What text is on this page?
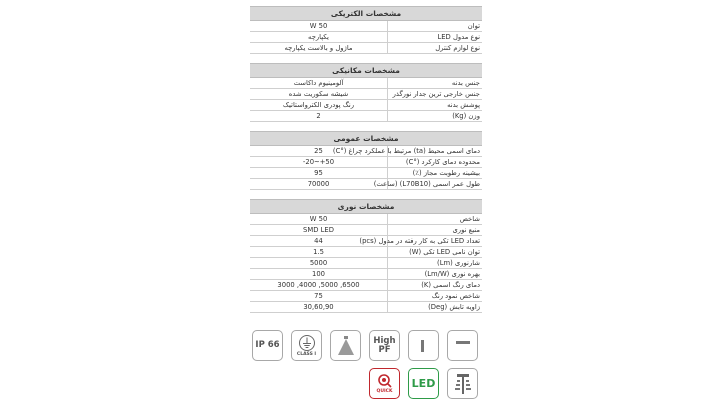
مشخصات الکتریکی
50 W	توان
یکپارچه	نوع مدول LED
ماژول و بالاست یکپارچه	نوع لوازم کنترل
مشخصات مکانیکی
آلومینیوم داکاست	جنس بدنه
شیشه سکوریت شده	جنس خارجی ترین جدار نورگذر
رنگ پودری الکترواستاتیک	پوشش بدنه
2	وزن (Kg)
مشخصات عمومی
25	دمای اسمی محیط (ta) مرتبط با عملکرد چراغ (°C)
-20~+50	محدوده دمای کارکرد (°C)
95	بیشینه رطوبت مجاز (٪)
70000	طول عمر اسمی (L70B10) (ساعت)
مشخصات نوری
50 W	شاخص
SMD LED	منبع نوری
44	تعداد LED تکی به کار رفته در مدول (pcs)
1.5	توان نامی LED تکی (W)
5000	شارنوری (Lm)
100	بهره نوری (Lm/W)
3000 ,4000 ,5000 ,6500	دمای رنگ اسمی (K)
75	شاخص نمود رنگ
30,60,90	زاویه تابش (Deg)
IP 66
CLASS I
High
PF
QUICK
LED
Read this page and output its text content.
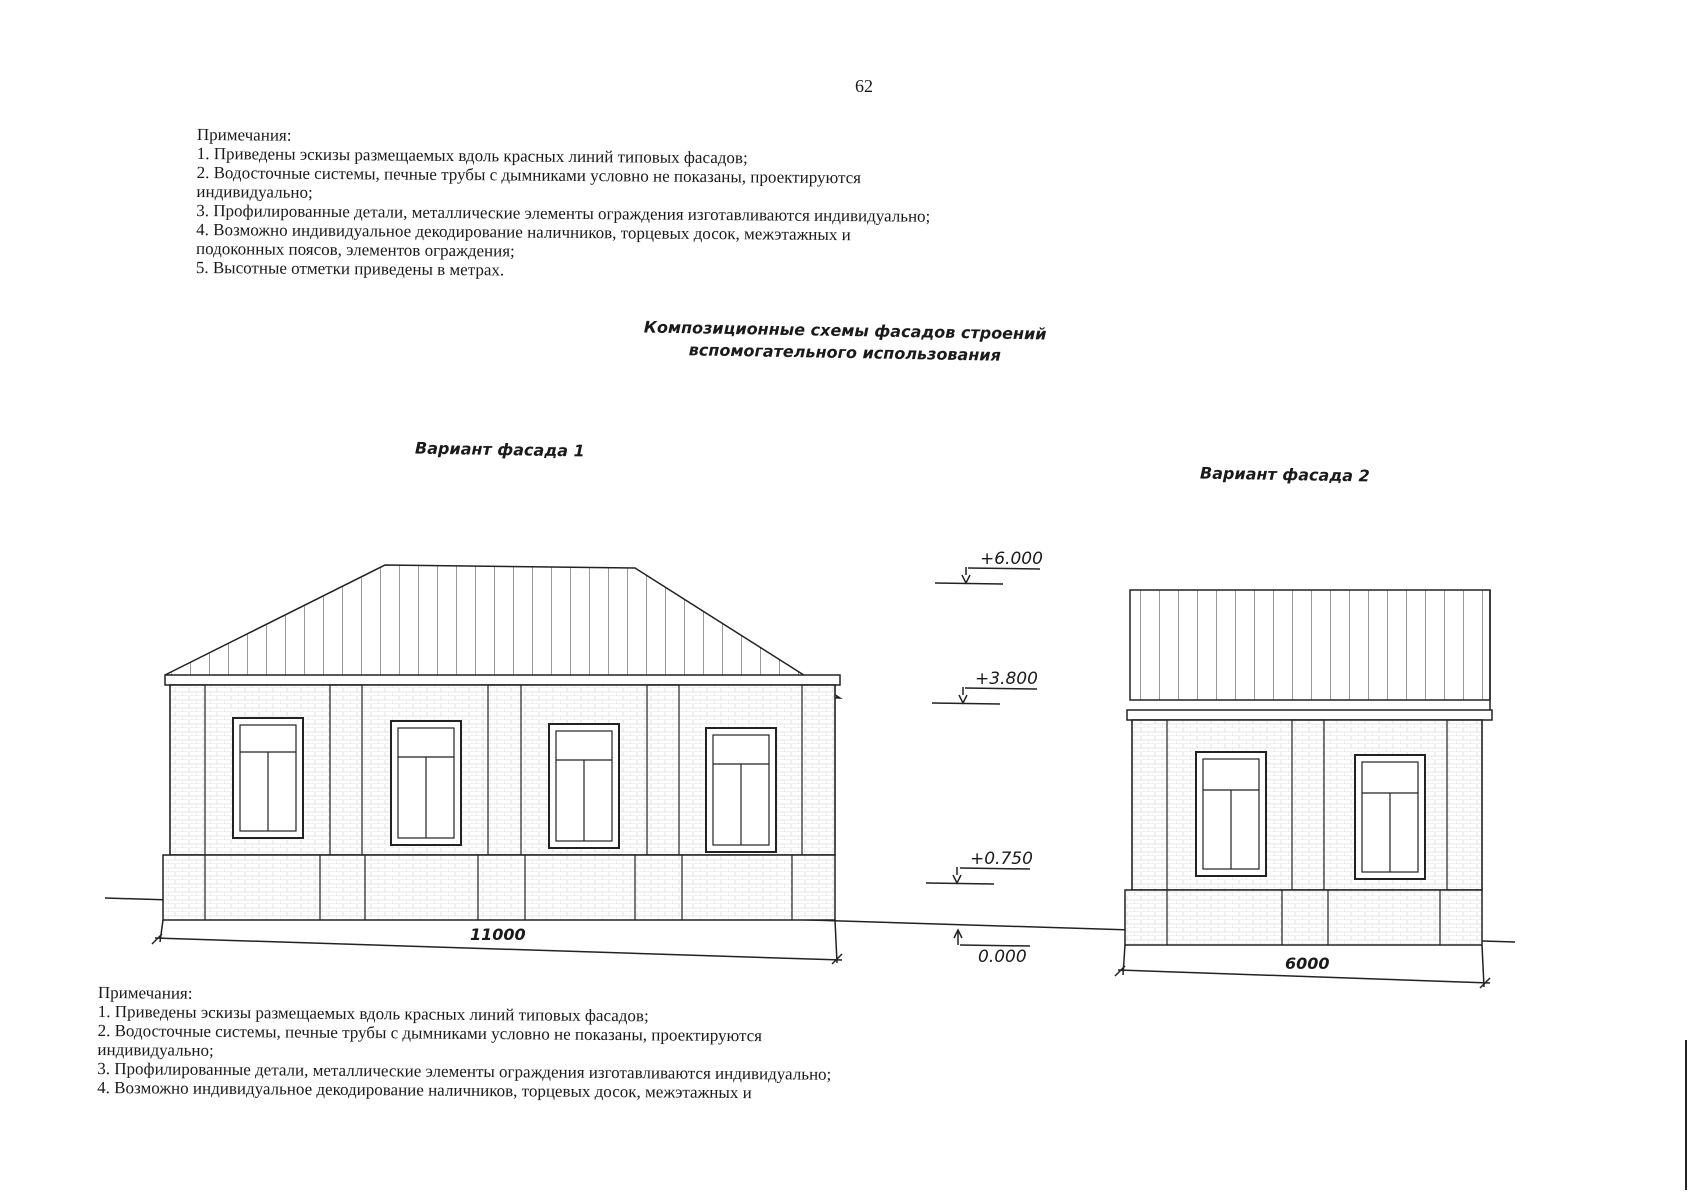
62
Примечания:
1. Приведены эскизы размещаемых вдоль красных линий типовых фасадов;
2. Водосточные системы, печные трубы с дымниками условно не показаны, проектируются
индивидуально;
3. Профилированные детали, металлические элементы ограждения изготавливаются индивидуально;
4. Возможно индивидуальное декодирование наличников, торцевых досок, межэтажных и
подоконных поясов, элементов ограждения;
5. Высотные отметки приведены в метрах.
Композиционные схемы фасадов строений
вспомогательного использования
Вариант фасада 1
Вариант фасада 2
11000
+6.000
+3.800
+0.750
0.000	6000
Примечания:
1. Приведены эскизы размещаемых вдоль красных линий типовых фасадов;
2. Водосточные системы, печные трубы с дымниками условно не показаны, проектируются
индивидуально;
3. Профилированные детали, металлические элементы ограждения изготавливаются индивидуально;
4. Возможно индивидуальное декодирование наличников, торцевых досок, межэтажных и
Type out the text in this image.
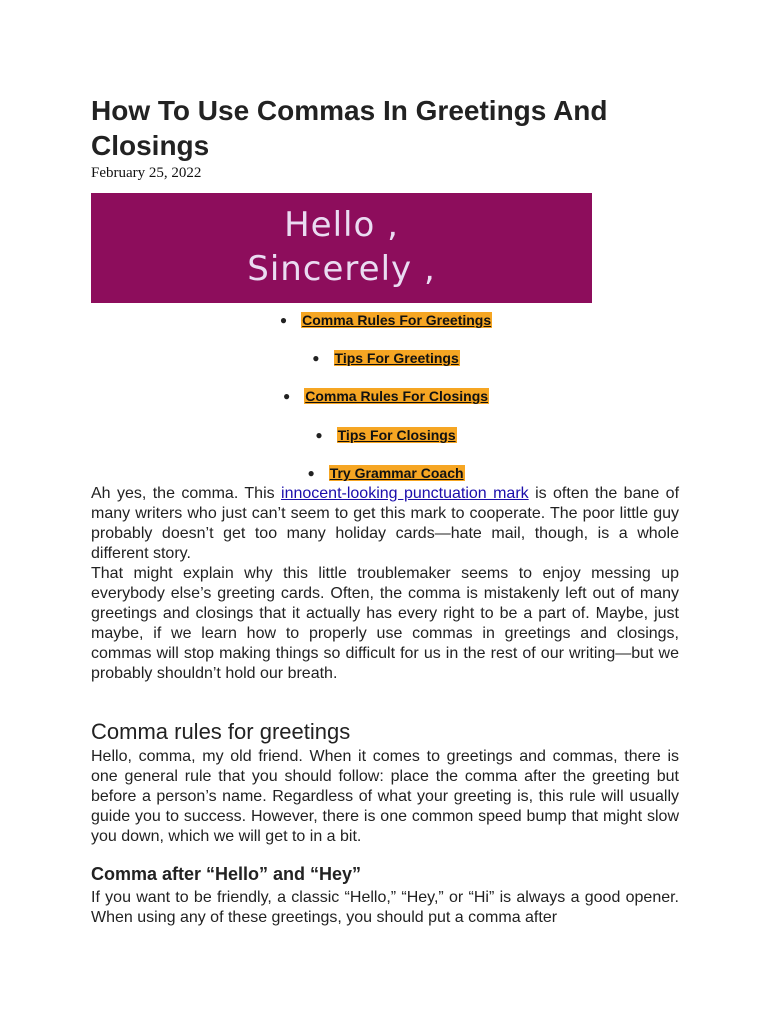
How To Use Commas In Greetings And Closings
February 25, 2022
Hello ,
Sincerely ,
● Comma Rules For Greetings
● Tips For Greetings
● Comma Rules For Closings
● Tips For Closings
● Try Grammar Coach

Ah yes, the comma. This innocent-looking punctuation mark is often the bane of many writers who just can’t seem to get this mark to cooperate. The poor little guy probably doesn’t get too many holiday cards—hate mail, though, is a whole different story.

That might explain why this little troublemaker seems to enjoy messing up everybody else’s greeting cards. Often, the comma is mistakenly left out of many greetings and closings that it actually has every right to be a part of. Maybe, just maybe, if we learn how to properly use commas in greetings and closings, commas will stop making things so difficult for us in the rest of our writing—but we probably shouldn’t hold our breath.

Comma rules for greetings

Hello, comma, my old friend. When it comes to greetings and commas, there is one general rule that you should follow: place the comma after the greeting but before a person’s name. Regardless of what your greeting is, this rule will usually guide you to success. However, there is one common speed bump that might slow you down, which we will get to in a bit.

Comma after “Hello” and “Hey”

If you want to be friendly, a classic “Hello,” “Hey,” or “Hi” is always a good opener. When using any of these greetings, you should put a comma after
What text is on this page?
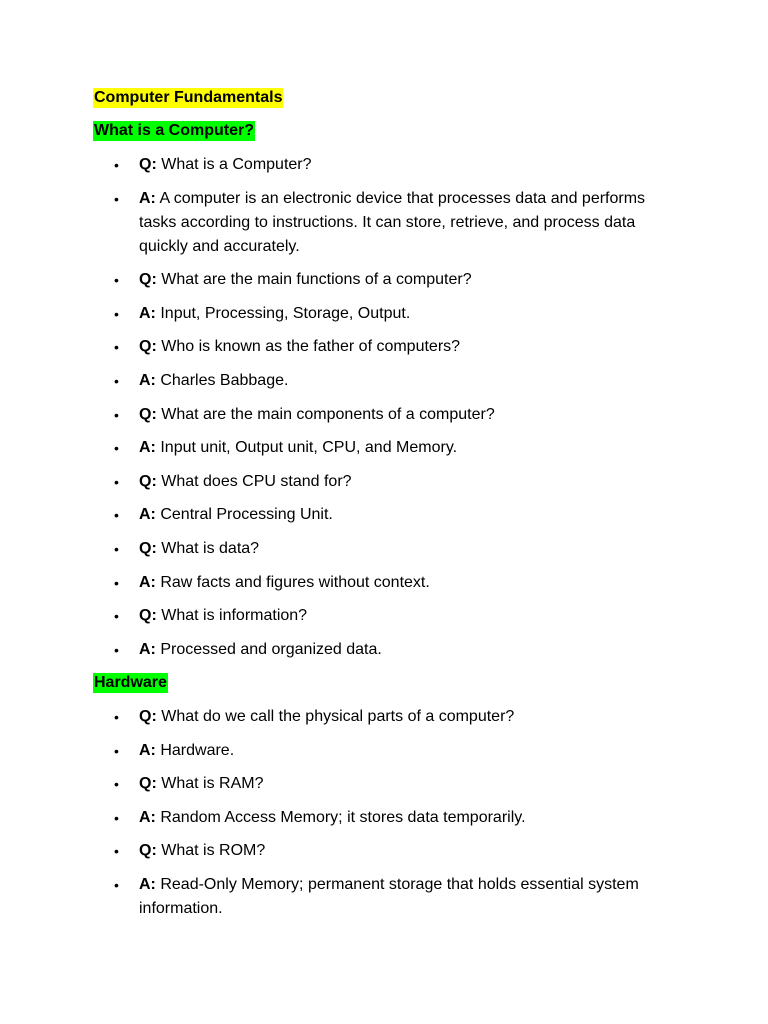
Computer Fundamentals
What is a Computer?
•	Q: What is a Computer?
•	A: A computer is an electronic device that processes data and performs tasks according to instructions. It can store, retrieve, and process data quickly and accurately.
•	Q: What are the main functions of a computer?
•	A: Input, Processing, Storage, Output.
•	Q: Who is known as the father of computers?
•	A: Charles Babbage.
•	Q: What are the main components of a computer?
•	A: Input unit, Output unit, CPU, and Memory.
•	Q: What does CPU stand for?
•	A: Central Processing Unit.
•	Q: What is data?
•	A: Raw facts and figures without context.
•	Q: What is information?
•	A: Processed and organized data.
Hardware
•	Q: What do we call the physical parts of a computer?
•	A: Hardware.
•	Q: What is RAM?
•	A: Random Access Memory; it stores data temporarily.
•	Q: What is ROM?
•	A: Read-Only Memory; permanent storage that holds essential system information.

=-=-=

- **Task to complete**:
Output the entries above exactly, without their pictures.

- **Complete answer**:
What text is on this page?
مشخصات الکتریکی
50 W	توان
یکپارچه	نوع مدول LED
ماژول و بالاست یکپارچه	نوع لوازم کنترل
مشخصات مکانیکی
آلومینیوم داکاست	جنس بدنه
شیشه سکوریت شده	جنس خارجی ترین جدار نورگذر
رنگ پودری الکترواستاتیک	پوشش بدنه
2	وزن (Kg)
مشخصات عمومی
25	دمای اسمی محیط (ta) مرتبط با عملکرد چراغ (°C)
-20~+50	محدوده دمای کارکرد (°C)
95	بیشینه رطوبت مجاز (٪)
70000	طول عمر اسمی (L70B10) (ساعت)
مشخصات نوری
50 W	شاخص
SMD LED	منبع نوری
44	تعداد LED تکی به کار رفته در مدول (pcs)
1.5	توان نامی LED تکی (W)
5000	شارنوری (Lm)
100	بهره نوری (Lm/W)
3000 ,4000 ,5000 ,6500	دمای رنگ اسمی (K)
75	شاخص نمود رنگ
30,60,90	زاویه تابش (Deg)
IP 66
CLASS I
High
PF
QUICK
LED
Read this page and output its text content.
62
Примечания:
1. Приведены эскизы размещаемых вдоль красных линий типовых фасадов;
2. Водосточные системы, печные трубы с дымниками условно не показаны, проектируются
индивидуально;
3. Профилированные детали, металлические элементы ограждения изготавливаются индивидуально;
4. Возможно индивидуальное декодирование наличников, торцевых досок, межэтажных и
подоконных поясов, элементов ограждения;
5. Высотные отметки приведены в метрах.
Композиционные схемы фасадов строений
вспомогательного использования
Вариант фасада 1
Вариант фасада 2
11000
+6.000
+3.800
+0.750
0.000	6000
Примечания:
1. Приведены эскизы размещаемых вдоль красных линий типовых фасадов;
2. Водосточные системы, печные трубы с дымниками условно не показаны, проектируются
индивидуально;
3. Профилированные детали, металлические элементы ограждения изготавливаются индивидуально;
4. Возможно индивидуальное декодирование наличников, торцевых досок, межэтажных и
Type out the text in this image.
How To Use Commas In Greetings And Closings
February 25, 2022
Hello ,
Sincerely ,
● Comma Rules For Greetings
● Tips For Greetings
● Comma Rules For Closings
● Tips For Closings
● Try Grammar Coach

Ah yes, the comma. This innocent-looking punctuation mark is often the bane of many writers who just can’t seem to get this mark to cooperate. The poor little guy probably doesn’t get too many holiday cards—hate mail, though, is a whole different story.

That might explain why this little troublemaker seems to enjoy messing up everybody else’s greeting cards. Often, the comma is mistakenly left out of many greetings and closings that it actually has every right to be a part of. Maybe, just maybe, if we learn how to properly use commas in greetings and closings, commas will stop making things so difficult for us in the rest of our writing—but we probably shouldn’t hold our breath.

Comma rules for greetings

Hello, comma, my old friend. When it comes to greetings and commas, there is one general rule that you should follow: place the comma after the greeting but before a person’s name. Regardless of what your greeting is, this rule will usually guide you to success. However, there is one common speed bump that might slow you down, which we will get to in a bit.

Comma after “Hello” and “Hey”

If you want to be friendly, a classic “Hello,” “Hey,” or “Hi” is always a good opener. When using any of these greetings, you should put a comma after
What text is on this page?
Computer Fundamentals
What is a Computer?
•	Q: What is a Computer?
•	A: A computer is an electronic device that processes data and performs tasks according to instructions. It can store, retrieve, and process data quickly and accurately.
•	Q: What are the main functions of a computer?
•	A: Input, Processing, Storage, Output.
•	Q: Who is known as the father of computers?
•	A: Charles Babbage.
•	Q: What are the main components of a computer?
•	A: Input unit, Output unit, CPU, and Memory.
•	Q: What does CPU stand for?
•	A: Central Processing Unit.
•	Q: What is data?
•	A: Raw facts and figures without context.
•	Q: What is information?
•	A: Processed and organized data.
Hardware
•	Q: What do we call the physical parts of a computer?
•	A: Hardware.
•	Q: What is RAM?
•	A: Random Access Memory; it stores data temporarily.
•	Q: What is ROM?
•	A: Read-Only Memory; permanent storage that holds essential system information.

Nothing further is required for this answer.